**Instructions to follow:**
Reproduce every entry that follows word for word, but omit the images.

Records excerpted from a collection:
····················
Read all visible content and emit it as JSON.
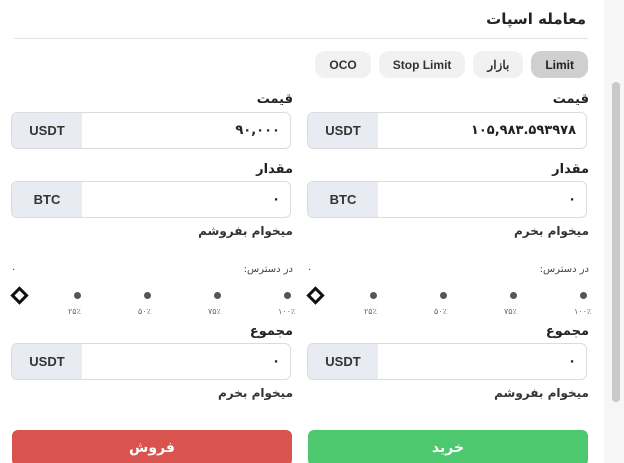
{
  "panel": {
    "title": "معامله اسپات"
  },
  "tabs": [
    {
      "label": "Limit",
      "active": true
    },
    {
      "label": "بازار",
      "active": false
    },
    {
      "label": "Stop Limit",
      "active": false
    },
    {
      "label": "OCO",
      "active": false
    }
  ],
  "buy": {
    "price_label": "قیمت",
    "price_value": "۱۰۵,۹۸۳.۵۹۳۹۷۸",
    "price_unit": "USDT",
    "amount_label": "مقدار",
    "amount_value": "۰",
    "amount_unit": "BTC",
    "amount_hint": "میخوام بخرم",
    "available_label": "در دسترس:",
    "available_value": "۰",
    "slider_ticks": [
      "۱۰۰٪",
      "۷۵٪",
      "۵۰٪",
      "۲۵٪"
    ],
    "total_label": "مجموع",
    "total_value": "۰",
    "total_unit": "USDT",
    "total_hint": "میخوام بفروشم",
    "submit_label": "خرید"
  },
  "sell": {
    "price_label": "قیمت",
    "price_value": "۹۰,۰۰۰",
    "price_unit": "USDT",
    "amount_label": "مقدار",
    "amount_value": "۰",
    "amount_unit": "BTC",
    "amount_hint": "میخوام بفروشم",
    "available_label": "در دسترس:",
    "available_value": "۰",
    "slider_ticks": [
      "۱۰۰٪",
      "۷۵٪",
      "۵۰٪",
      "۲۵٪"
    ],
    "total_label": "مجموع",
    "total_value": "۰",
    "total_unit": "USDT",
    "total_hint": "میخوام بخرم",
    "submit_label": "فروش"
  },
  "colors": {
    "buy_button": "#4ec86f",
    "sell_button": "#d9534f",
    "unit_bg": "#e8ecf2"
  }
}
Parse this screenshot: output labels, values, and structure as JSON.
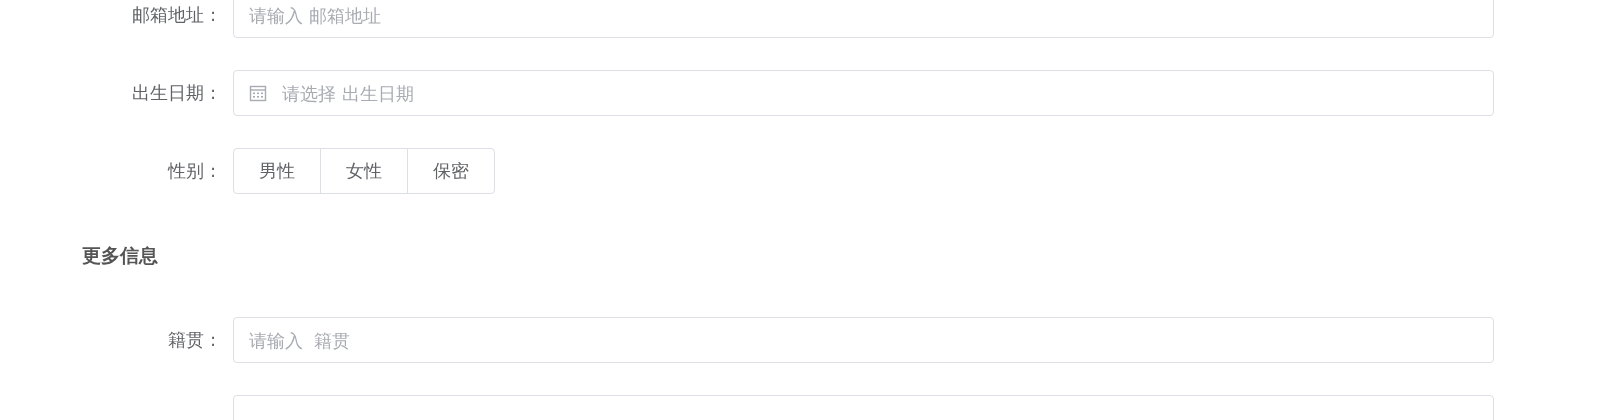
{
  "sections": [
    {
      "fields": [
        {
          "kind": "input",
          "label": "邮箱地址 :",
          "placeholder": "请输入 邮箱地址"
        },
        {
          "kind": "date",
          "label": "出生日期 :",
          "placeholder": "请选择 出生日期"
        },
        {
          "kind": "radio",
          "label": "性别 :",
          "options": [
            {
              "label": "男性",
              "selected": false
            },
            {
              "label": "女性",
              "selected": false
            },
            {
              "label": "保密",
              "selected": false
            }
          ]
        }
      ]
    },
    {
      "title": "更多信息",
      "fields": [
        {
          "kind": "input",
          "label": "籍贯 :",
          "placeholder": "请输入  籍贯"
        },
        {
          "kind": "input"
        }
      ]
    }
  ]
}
····················
**Answer to the problem:**
Read all visible content and emit it as JSON.
{
  "panel": {
    "title": "معامله اسپات"
  },
  "tabs": [
    {
      "label": "Limit",
      "active": true
    },
    {
      "label": "بازار",
      "active": false
    },
    {
      "label": "Stop Limit",
      "active": false
    },
    {
      "label": "OCO",
      "active": false
    }
  ],
  "buy": {
    "price_label": "قیمت",
    "price_value": "۱۰۵,۹۸۳.۵۹۳۹۷۸",
    "price_unit": "USDT",
    "amount_label": "مقدار",
    "amount_value": "۰",
    "amount_unit": "BTC",
    "amount_hint": "میخوام بخرم",
    "available_label": "در دسترس:",
    "available_value": "۰",
    "slider_ticks": [
      "۱۰۰٪",
      "۷۵٪",
      "۵۰٪",
      "۲۵٪"
    ],
    "total_label": "مجموع",
    "total_value": "۰",
    "total_unit": "USDT",
    "total_hint": "میخوام بفروشم",
    "submit_label": "خرید"
  },
  "sell": {
    "price_label": "قیمت",
    "price_value": "۹۰,۰۰۰",
    "price_unit": "USDT",
    "amount_label": "مقدار",
    "amount_value": "۰",
    "amount_unit": "BTC",
    "amount_hint": "میخوام بفروشم",
    "available_label": "در دسترس:",
    "available_value": "۰",
    "slider_ticks": [
      "۱۰۰٪",
      "۷۵٪",
      "۵۰٪",
      "۲۵٪"
    ],
    "total_label": "مجموع",
    "total_value": "۰",
    "total_unit": "USDT",
    "total_hint": "میخوام بخرم",
    "submit_label": "فروش"
  },
  "colors": {
    "buy_button": "#4ec86f",
    "sell_button": "#d9534f",
    "unit_bg": "#e8ecf2"
  }
}
Parse this screenshot: output labels, values, and structure as JSON.
{
  "sections": [
    {
      "fields": [
        {
          "kind": "input",
          "label": "邮箱地址 :",
          "placeholder": "请输入 邮箱地址"
        },
        {
          "kind": "date",
          "label": "出生日期 :",
          "placeholder": "请选择 出生日期"
        },
        {
          "kind": "radio",
          "label": "性别 :",
          "options": [
            {
              "label": "男性",
              "selected": false
            },
            {
              "label": "女性",
              "selected": false
            },
            {
              "label": "保密",
              "selected": false
            }
          ]
        }
      ]
    },
    {
      "title": "更多信息",
      "fields": [
        {
          "kind": "input",
          "label": "籍贯 :",
          "placeholder": "请输入  籍贯"
        },
        {
          "kind": "input"
        }
      ]
    }
  ]
}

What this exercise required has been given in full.